Repeat the lines of the listing below exactly, starting at the line that contains "Enumerate this screenshot's" and running through the last line, both included, and only those.

• [Listed records]:
____________________
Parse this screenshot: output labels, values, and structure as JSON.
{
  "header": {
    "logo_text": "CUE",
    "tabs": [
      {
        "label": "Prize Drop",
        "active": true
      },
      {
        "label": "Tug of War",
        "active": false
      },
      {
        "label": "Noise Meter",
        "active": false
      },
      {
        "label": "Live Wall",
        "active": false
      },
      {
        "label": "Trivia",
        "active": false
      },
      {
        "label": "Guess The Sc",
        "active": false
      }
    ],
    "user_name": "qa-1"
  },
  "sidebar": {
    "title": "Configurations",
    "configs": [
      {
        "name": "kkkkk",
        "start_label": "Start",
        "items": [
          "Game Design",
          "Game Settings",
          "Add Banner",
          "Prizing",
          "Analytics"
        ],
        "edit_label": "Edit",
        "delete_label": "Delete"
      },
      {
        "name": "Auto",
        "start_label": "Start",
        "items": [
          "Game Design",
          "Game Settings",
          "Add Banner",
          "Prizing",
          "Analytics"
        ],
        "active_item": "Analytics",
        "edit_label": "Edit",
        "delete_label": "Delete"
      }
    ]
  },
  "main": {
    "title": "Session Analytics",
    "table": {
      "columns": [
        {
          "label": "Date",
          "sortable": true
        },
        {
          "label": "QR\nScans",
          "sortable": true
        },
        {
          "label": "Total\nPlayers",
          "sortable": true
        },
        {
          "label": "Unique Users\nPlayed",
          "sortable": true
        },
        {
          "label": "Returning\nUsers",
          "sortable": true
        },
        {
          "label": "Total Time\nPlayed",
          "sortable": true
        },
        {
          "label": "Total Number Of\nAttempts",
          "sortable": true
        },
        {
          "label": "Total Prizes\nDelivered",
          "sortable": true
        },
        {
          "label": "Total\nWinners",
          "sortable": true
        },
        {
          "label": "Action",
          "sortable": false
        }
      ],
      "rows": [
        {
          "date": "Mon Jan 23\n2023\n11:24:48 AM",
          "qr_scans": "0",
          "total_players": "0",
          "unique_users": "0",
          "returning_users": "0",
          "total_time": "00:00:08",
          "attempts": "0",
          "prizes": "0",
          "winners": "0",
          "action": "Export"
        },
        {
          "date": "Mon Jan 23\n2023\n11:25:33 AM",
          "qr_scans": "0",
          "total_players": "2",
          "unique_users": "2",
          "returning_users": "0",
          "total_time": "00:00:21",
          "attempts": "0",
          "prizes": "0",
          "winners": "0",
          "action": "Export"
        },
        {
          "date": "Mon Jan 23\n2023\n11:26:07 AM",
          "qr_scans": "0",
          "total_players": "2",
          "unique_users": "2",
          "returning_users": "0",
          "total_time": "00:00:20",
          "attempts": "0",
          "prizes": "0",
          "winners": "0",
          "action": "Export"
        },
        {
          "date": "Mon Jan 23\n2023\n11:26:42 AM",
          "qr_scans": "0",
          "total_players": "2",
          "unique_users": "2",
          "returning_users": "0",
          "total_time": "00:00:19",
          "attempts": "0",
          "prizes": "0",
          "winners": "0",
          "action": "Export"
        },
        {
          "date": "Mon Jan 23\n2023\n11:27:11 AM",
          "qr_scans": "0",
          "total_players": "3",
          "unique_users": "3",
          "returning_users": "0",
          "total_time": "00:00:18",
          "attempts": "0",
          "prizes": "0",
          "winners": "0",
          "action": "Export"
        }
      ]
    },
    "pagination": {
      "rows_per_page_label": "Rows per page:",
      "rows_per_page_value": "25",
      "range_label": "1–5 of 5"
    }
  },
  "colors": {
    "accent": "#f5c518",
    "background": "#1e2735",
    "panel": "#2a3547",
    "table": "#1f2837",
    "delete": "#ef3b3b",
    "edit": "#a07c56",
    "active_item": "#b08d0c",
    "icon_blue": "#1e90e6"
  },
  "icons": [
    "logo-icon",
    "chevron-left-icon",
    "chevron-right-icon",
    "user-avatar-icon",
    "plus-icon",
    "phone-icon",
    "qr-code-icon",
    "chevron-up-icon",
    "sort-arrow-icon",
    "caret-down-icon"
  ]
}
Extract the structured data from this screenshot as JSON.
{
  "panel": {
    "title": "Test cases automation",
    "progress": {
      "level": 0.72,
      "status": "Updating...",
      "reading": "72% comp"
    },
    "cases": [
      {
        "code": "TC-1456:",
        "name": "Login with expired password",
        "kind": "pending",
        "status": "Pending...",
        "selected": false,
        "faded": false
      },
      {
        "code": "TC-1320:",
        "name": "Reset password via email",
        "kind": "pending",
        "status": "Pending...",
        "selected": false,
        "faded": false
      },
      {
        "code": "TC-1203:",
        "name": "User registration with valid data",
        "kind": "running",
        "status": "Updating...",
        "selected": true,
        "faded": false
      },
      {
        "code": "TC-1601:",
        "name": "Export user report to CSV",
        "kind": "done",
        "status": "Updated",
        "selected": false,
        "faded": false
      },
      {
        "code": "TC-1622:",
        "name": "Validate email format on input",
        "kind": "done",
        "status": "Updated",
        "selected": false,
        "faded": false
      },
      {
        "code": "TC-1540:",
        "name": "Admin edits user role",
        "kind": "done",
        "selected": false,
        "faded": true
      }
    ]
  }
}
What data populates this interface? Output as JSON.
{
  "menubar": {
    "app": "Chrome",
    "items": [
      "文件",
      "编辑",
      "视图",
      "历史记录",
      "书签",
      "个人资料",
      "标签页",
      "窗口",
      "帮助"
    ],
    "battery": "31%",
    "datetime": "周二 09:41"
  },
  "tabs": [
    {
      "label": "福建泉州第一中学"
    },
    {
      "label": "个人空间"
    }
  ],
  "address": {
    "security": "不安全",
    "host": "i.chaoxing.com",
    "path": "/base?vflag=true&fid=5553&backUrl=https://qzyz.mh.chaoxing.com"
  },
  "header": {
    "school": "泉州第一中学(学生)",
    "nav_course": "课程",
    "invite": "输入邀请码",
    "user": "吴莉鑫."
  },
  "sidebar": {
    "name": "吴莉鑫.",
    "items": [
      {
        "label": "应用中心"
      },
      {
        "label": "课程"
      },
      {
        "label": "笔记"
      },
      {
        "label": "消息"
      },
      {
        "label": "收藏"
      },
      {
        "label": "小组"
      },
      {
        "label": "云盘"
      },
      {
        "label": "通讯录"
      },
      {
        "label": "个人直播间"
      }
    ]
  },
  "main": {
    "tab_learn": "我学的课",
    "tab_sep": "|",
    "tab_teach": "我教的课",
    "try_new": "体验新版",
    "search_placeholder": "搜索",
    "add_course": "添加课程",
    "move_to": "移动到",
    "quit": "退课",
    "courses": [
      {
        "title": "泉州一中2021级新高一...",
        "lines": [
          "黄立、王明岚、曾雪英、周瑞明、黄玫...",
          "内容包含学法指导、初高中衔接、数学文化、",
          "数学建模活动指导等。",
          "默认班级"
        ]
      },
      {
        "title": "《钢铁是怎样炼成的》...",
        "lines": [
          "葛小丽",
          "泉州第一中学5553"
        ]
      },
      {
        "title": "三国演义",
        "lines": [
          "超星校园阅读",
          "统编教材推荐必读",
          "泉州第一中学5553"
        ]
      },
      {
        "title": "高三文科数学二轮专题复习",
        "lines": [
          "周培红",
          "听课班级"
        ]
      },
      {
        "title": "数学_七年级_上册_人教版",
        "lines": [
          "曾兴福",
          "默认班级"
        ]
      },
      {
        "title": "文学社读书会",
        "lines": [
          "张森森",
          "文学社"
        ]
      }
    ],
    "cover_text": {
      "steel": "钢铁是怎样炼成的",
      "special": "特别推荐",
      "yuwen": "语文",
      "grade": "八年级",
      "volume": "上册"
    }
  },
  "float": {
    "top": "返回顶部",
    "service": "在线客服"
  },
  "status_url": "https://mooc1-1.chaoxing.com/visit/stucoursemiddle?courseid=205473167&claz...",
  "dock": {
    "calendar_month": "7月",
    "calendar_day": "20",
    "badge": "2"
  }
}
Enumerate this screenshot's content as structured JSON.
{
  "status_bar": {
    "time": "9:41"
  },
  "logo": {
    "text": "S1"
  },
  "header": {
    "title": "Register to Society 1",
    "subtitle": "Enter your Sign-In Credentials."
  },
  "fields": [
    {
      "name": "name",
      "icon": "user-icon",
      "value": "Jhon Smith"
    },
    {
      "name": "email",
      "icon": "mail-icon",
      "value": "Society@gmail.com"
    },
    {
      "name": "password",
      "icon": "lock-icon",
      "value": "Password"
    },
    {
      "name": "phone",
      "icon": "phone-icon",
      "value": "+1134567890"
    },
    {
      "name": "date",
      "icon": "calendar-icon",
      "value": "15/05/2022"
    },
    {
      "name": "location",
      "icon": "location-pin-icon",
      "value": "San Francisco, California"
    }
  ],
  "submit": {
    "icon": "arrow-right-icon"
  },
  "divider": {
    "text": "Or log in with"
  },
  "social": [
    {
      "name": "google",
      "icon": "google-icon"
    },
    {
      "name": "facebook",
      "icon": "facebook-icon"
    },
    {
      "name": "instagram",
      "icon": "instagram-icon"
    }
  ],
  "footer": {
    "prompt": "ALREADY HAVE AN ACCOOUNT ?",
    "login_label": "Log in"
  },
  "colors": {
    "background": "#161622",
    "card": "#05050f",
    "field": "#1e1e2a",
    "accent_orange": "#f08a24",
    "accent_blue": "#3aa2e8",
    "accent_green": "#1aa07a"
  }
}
____________________
• [Expected answer]:
Enumerate this screenshot's content as structured JSON.
{
  "status_bar": {
    "time": "9:41"
  },
  "logo": {
    "text": "S1"
  },
  "header": {
    "title": "Register to Society 1",
    "subtitle": "Enter your Sign-In Credentials."
  },
  "fields": [
    {
      "name": "name",
      "icon": "user-icon",
      "value": "Jhon Smith"
    },
    {
      "name": "email",
      "icon": "mail-icon",
      "value": "Society@gmail.com"
    },
    {
      "name": "password",
      "icon": "lock-icon",
      "value": "Password"
    },
    {
      "name": "phone",
      "icon": "phone-icon",
      "value": "+1134567890"
    },
    {
      "name": "date",
      "icon": "calendar-icon",
      "value": "15/05/2022"
    },
    {
      "name": "location",
      "icon": "location-pin-icon",
      "value": "San Francisco, California"
    }
  ],
  "submit": {
    "icon": "arrow-right-icon"
  },
  "divider": {
    "text": "Or log in with"
  },
  "social": [
    {
      "name": "google",
      "icon": "google-icon"
    },
    {
      "name": "facebook",
      "icon": "facebook-icon"
    },
    {
      "name": "instagram",
      "icon": "instagram-icon"
    }
  ],
  "footer": {
    "prompt": "ALREADY HAVE AN ACCOOUNT ?",
    "login_label": "Log in"
  },
  "colors": {
    "background": "#161622",
    "card": "#05050f",
    "field": "#1e1e2a",
    "accent_orange": "#f08a24",
    "accent_blue": "#3aa2e8",
    "accent_green": "#1aa07a"
  }
}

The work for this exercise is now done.